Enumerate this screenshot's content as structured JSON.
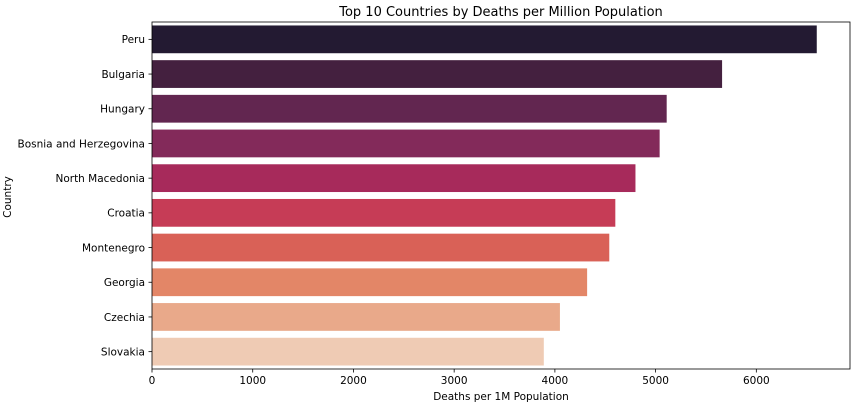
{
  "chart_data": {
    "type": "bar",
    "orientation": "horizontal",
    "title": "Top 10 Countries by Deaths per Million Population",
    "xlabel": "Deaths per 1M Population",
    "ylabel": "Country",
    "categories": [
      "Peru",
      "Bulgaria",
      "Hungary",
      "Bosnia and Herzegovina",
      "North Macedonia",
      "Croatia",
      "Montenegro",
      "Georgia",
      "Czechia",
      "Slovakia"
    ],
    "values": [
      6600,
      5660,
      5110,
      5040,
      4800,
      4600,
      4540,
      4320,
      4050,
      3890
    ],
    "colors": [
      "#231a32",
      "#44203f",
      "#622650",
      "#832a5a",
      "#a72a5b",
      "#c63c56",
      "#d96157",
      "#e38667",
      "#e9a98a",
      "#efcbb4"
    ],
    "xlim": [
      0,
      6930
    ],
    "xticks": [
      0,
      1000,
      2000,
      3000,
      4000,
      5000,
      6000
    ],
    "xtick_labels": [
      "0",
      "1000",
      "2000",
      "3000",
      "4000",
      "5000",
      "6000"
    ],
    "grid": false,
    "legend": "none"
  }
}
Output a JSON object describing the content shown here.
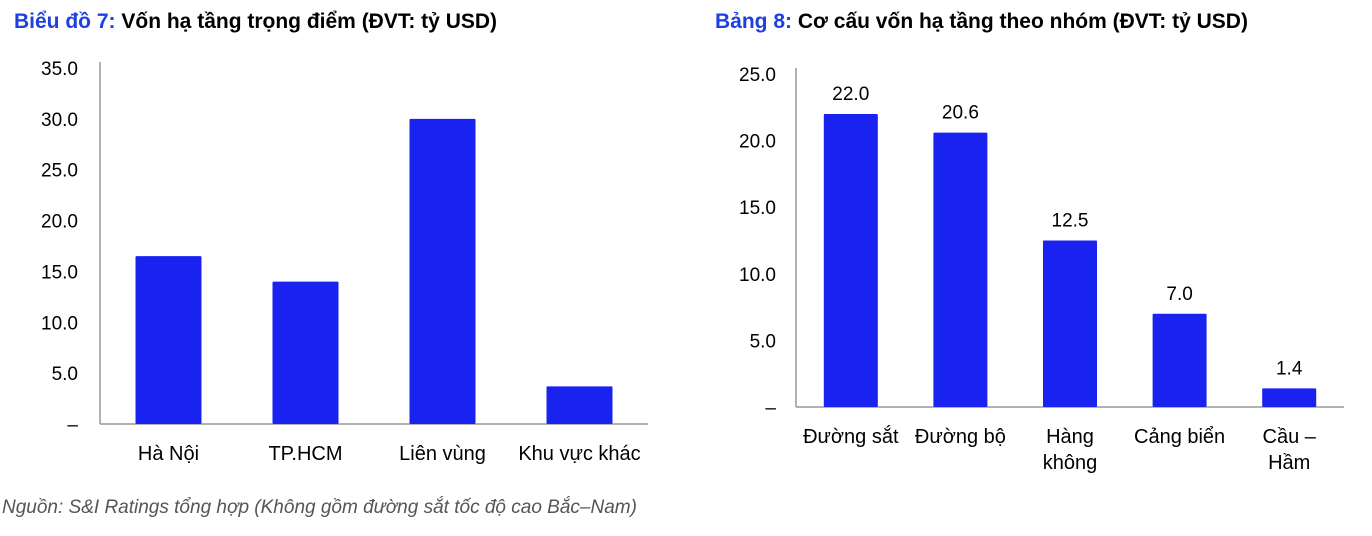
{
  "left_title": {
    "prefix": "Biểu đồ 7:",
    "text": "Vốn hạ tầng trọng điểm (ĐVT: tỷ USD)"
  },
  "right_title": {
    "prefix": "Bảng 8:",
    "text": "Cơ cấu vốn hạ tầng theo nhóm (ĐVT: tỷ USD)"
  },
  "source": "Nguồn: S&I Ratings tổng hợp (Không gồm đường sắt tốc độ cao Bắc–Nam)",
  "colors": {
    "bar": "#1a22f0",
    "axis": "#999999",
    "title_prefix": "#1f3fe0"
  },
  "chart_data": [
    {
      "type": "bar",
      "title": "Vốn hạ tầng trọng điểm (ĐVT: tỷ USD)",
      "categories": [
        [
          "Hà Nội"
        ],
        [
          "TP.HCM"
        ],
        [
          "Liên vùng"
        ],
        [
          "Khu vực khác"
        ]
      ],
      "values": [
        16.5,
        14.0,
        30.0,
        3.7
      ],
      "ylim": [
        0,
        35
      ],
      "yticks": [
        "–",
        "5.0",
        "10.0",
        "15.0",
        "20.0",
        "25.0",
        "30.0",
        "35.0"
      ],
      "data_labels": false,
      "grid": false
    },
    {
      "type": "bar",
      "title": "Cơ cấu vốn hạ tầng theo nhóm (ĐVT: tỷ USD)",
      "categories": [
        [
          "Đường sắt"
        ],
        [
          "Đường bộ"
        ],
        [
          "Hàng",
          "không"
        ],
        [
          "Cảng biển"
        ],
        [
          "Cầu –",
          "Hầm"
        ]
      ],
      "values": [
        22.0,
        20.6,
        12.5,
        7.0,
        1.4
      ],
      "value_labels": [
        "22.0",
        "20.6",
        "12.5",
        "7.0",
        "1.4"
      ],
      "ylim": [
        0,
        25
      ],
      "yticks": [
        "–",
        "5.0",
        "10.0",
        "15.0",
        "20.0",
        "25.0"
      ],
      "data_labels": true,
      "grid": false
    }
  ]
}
******************************
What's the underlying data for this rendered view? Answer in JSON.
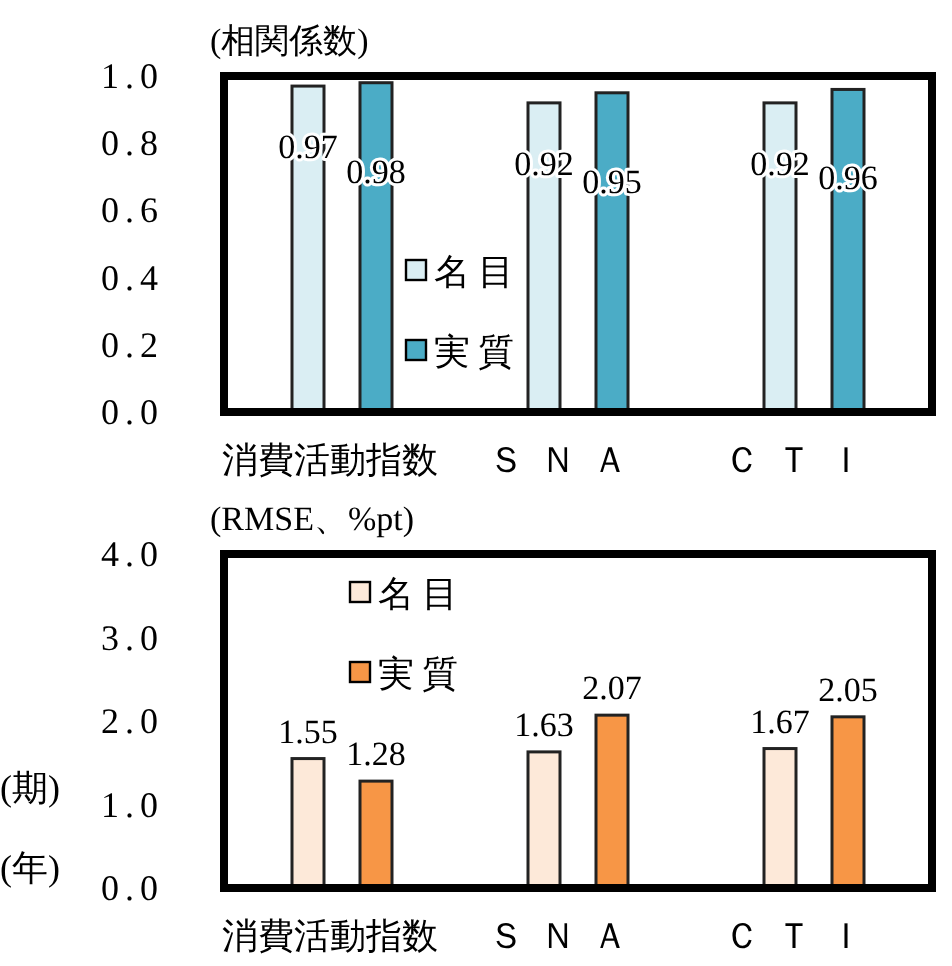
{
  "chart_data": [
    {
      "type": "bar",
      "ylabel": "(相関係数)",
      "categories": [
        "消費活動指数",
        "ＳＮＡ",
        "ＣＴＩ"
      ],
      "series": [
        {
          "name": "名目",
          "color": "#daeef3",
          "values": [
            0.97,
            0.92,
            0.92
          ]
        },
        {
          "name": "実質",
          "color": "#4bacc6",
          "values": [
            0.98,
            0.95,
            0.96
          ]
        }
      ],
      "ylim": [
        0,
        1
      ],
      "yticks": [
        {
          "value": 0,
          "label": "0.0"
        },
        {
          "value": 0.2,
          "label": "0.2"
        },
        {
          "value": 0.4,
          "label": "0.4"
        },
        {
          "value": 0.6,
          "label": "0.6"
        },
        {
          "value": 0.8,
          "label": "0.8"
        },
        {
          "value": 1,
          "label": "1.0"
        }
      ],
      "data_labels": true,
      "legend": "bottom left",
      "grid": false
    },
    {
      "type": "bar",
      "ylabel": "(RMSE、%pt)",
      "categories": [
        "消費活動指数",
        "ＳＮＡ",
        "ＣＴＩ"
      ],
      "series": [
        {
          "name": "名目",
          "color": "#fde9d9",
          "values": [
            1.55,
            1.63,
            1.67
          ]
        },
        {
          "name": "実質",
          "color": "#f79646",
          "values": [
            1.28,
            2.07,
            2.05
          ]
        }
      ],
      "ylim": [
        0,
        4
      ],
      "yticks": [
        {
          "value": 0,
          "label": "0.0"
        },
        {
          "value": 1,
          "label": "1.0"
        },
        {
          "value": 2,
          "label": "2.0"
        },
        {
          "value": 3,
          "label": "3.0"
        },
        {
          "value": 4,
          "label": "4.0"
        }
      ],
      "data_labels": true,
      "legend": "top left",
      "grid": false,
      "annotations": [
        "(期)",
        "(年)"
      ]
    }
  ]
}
******************************
Select all lines in the listing that include the word "ylabel".

__Answer to the task__
    "ylabel": "Country",
      "ylabel": "(相関係数)",
      "ylabel": "(RMSE、%pt)",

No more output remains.